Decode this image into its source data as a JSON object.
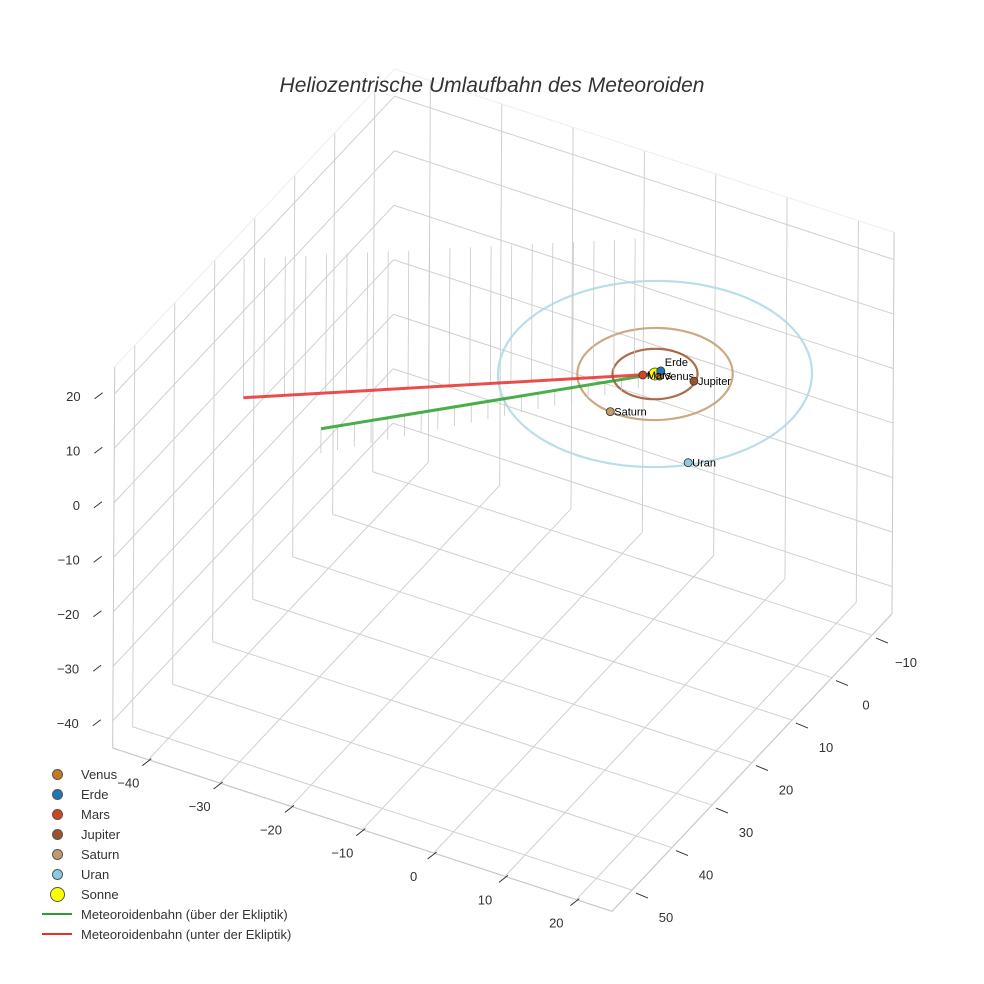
{
  "title": "Heliozentrische Umlaufbahn des Meteoroiden",
  "legend": {
    "items": [
      {
        "label": "Venus",
        "type": "marker",
        "color": "#c77a1a",
        "size": 9
      },
      {
        "label": "Erde",
        "type": "marker",
        "color": "#1f77b4",
        "size": 9
      },
      {
        "label": "Mars",
        "type": "marker",
        "color": "#d2451e",
        "size": 9
      },
      {
        "label": "Jupiter",
        "type": "marker",
        "color": "#a0522d",
        "size": 9
      },
      {
        "label": "Saturn",
        "type": "marker",
        "color": "#c49a6c",
        "size": 9
      },
      {
        "label": "Uran",
        "type": "marker",
        "color": "#87cde0",
        "size": 9
      },
      {
        "label": "Sonne",
        "type": "marker",
        "color": "#ffff00",
        "size": 13
      },
      {
        "label": "Meteoroidenbahn (über der Ekliptik)",
        "type": "line",
        "color": "#2ca02c"
      },
      {
        "label": "Meteoroidenbahn (unter der Ekliptik)",
        "type": "line",
        "color": "#e8302b"
      }
    ]
  },
  "axes": {
    "z_ticks": [
      "20",
      "10",
      "0",
      "−10",
      "−20",
      "−30",
      "−40"
    ],
    "x_ticks": [
      "−40",
      "−30",
      "−20",
      "−10",
      "0",
      "10",
      "20"
    ],
    "y_ticks": [
      "−10",
      "0",
      "10",
      "20",
      "30",
      "40",
      "50"
    ]
  },
  "chart_data": {
    "type": "scatter3d",
    "title": "Heliozentrische Umlaufbahn des Meteoroiden",
    "axis_ranges": {
      "x": [
        -45,
        25
      ],
      "y": [
        -15,
        55
      ],
      "z": [
        -45,
        25
      ]
    },
    "grid": true,
    "legend_position": "bottom-left",
    "bodies": [
      {
        "name": "Sonne",
        "x": 0,
        "y": 0,
        "z": 0,
        "color": "#ffff00"
      },
      {
        "name": "Venus",
        "x": 0.7,
        "y": 0.1,
        "z": 0,
        "color": "#c77a1a"
      },
      {
        "name": "Erde",
        "x": 0.3,
        "y": -0.9,
        "z": 0,
        "color": "#1f77b4"
      },
      {
        "name": "Mars",
        "x": -1.2,
        "y": 0.9,
        "z": 0,
        "color": "#d2451e"
      },
      {
        "name": "Jupiter",
        "x": 4.9,
        "y": -1.0,
        "z": 0,
        "color": "#a0522d"
      },
      {
        "name": "Saturn",
        "x": -1.0,
        "y": 9.4,
        "z": 0,
        "color": "#c49a6c"
      },
      {
        "name": "Uran",
        "x": 12.5,
        "y": 14.0,
        "z": 0,
        "color": "#87cde0"
      }
    ],
    "orbits": [
      {
        "name": "Jupiter",
        "radius": 5.2,
        "color": "#a0522d"
      },
      {
        "name": "Saturn",
        "radius": 9.5,
        "color": "#c49a6c"
      },
      {
        "name": "Uran",
        "radius": 19.2,
        "color": "#add8e6"
      }
    ],
    "series": [
      {
        "name": "Meteoroidenbahn (über der Ekliptik)",
        "color": "#2ca02c",
        "start": [
          0,
          0,
          0
        ],
        "end": [
          -30,
          30,
          0.5
        ]
      },
      {
        "name": "Meteoroidenbahn (unter der Ekliptik)",
        "color": "#e8302b",
        "start": [
          0,
          0,
          0
        ],
        "end": [
          -42,
          28,
          -0.5
        ]
      }
    ]
  }
}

* _TASK REQUIREMENTS_: Out of the material above, gather each line where "Umlaufbahn" appears.

* _RESULT FOR THIS TASK_:
  "title": "Heliozentrische Umlaufbahn des Meteoroiden",
    "title": "Heliozentrische Umlaufbahn des Meteoroiden",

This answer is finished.